Records for this task –
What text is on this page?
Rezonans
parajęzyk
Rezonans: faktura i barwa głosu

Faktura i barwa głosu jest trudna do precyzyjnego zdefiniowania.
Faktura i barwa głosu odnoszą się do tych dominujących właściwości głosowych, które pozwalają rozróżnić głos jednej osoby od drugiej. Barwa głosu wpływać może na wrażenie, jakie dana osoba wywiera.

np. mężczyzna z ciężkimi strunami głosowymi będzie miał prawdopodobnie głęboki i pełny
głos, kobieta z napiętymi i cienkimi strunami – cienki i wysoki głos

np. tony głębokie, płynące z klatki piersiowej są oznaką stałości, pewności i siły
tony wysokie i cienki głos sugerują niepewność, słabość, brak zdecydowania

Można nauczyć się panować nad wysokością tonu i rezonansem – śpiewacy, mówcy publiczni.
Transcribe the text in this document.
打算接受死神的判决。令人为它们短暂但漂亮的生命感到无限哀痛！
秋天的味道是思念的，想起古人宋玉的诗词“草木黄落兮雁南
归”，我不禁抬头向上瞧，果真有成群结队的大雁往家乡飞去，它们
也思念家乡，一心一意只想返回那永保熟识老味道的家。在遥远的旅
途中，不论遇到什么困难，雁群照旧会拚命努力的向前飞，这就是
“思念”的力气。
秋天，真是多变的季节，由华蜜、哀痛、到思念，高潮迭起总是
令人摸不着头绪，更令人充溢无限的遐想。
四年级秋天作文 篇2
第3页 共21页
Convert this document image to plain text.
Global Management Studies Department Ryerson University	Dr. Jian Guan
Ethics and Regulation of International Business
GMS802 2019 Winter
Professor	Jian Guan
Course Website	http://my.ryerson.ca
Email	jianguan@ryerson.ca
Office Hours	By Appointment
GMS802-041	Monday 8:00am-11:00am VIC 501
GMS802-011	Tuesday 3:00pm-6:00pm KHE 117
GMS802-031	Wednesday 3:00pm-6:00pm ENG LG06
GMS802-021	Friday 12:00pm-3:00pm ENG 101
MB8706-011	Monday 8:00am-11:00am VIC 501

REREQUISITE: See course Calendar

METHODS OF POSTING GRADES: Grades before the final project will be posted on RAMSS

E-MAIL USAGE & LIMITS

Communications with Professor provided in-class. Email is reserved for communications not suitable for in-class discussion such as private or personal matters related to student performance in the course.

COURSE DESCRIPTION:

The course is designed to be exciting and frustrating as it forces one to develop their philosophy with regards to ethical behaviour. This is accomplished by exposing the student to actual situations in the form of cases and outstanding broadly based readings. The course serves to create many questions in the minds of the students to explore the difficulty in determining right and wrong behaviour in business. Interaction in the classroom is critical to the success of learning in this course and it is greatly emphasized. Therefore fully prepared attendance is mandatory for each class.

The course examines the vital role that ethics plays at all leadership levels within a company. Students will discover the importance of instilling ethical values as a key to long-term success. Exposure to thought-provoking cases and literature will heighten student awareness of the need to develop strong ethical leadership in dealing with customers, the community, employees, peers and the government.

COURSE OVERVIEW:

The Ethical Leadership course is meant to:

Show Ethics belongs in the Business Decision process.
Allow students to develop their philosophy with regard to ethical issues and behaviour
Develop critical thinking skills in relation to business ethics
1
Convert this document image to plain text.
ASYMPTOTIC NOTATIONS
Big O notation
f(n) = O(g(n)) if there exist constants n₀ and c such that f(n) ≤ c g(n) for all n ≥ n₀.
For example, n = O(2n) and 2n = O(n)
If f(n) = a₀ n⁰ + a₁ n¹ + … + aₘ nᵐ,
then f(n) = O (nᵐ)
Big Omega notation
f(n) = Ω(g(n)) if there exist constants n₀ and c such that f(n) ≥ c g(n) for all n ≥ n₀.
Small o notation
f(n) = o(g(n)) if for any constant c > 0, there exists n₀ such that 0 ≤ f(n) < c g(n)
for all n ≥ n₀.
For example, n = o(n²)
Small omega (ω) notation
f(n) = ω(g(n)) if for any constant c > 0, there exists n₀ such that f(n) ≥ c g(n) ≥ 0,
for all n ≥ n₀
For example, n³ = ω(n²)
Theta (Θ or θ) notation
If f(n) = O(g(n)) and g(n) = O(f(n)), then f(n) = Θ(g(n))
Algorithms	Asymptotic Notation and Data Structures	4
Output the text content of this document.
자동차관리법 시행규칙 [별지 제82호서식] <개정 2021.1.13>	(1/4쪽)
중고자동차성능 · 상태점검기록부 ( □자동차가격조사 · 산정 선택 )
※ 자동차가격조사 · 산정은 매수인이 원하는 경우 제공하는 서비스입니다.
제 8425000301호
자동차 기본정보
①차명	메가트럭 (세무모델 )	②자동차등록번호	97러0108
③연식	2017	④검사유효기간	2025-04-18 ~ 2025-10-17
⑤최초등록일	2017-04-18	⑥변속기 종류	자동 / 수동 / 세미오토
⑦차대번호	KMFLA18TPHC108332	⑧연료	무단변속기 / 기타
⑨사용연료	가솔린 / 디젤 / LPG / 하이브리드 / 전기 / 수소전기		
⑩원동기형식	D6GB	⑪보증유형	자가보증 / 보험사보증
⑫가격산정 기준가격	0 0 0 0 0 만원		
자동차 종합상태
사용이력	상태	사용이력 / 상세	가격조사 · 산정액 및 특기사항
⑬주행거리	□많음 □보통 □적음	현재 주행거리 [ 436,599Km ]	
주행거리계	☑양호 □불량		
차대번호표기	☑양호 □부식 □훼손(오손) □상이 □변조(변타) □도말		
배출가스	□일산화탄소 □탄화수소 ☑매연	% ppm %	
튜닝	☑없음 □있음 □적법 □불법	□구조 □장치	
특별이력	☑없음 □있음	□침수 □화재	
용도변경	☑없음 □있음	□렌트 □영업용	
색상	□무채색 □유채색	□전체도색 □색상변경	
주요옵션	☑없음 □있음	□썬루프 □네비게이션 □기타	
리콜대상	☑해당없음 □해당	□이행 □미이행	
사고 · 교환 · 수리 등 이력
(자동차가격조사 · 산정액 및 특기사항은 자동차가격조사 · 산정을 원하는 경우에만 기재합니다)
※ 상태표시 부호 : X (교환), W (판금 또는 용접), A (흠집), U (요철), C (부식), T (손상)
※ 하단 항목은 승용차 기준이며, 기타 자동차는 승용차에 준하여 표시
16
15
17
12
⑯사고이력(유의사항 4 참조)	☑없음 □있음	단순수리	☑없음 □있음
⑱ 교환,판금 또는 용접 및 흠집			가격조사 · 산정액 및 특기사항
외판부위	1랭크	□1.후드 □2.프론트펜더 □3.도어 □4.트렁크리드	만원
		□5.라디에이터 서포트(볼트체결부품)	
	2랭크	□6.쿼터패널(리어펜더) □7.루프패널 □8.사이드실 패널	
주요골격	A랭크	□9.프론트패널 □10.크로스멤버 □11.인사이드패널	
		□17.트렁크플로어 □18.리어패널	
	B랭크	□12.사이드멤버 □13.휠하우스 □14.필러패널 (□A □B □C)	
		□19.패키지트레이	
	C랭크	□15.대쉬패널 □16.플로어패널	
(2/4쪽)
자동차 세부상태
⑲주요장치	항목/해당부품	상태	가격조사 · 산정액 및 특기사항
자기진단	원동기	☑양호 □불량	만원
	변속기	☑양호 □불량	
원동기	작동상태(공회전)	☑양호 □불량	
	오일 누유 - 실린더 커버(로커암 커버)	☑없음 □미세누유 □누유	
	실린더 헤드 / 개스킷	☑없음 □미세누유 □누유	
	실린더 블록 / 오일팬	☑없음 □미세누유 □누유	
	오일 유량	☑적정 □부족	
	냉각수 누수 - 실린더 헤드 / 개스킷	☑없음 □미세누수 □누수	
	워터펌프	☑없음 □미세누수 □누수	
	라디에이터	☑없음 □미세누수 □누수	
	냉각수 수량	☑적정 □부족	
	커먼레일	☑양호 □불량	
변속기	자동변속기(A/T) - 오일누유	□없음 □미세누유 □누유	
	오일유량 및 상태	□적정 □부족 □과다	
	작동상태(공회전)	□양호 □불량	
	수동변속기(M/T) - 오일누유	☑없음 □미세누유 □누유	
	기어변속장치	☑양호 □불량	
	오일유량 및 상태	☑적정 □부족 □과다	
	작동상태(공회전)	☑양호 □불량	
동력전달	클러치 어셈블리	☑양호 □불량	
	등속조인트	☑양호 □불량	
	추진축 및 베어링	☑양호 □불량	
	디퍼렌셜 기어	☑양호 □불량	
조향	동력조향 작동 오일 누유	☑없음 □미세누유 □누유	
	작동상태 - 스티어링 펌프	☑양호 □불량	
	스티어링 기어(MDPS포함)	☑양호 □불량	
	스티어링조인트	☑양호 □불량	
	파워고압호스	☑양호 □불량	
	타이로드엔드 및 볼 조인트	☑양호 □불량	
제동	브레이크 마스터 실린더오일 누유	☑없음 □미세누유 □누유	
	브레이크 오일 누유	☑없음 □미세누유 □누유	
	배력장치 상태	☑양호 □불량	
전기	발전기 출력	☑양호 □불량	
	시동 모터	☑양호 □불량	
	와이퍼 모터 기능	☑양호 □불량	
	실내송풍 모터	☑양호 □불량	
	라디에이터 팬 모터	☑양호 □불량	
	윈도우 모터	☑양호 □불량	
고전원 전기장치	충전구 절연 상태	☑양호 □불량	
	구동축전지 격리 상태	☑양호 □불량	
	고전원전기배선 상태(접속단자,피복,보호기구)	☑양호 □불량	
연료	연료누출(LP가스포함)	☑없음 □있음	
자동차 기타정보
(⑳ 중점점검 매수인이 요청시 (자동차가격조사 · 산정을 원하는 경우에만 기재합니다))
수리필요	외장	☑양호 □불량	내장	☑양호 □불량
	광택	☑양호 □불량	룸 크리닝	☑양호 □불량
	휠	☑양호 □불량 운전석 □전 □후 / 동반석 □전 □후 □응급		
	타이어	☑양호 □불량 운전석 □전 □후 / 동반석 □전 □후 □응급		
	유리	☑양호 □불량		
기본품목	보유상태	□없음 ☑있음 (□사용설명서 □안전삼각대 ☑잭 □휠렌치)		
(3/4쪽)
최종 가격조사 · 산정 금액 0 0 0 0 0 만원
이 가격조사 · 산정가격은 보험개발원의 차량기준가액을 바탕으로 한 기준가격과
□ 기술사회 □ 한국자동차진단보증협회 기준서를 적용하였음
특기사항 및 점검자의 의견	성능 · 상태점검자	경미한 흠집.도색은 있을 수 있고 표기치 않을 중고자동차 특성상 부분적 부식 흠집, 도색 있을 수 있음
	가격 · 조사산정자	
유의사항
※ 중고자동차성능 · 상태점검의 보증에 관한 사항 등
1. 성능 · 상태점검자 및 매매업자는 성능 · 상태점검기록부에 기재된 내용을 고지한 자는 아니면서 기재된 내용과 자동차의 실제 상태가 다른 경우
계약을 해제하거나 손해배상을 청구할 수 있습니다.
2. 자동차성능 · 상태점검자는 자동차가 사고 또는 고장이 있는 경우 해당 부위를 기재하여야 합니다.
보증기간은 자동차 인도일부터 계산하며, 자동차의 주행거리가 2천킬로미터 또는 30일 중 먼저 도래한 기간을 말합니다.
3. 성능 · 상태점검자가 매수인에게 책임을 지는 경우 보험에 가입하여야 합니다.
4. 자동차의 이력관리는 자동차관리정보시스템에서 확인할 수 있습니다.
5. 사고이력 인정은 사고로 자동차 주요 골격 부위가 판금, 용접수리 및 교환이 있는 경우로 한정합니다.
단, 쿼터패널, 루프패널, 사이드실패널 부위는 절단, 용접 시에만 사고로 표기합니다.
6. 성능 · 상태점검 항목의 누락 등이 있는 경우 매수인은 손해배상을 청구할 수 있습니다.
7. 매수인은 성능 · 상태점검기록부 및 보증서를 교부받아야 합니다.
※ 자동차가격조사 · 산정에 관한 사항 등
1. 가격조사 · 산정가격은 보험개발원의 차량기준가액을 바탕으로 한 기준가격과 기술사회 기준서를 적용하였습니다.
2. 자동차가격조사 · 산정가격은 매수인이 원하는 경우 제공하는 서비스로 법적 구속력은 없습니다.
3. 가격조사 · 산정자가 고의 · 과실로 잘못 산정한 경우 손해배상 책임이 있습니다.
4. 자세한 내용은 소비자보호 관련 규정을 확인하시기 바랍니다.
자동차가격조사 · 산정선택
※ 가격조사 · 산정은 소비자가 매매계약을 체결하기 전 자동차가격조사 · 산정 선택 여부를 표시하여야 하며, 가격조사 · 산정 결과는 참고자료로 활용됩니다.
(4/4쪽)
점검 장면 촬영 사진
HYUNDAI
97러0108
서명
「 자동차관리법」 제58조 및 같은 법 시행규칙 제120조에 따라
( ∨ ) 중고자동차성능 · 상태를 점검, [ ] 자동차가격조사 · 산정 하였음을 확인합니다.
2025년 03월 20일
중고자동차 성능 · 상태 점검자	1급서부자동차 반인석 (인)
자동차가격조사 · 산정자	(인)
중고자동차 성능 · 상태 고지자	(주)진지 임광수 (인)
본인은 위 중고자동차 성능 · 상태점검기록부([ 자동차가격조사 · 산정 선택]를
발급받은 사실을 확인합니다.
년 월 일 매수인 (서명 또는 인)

Aim – Show each line holding the word "that".

Final result –
The course examines the vital role that ethics plays at all leadership levels within a company. Students will discover the importance of instilling ethical values as a key to long-term success. Exposure to thought-provoking cases and literature will heighten student awareness of the need to develop strong ethical leadership in dealing with customers, the community, employees, peers and the government.
f(n) = O(g(n)) if there exist constants n₀ and c such that f(n) ≤ c g(n) for all n ≥ n₀.
f(n) = Ω(g(n)) if there exist constants n₀ and c such that f(n) ≥ c g(n) for all n ≥ n₀.
f(n) = o(g(n)) if for any constant c > 0, there exists n₀ such that 0 ≤ f(n) < c g(n)
f(n) = ω(g(n)) if for any constant c > 0, there exists n₀ such that f(n) ≥ c g(n) ≥ 0,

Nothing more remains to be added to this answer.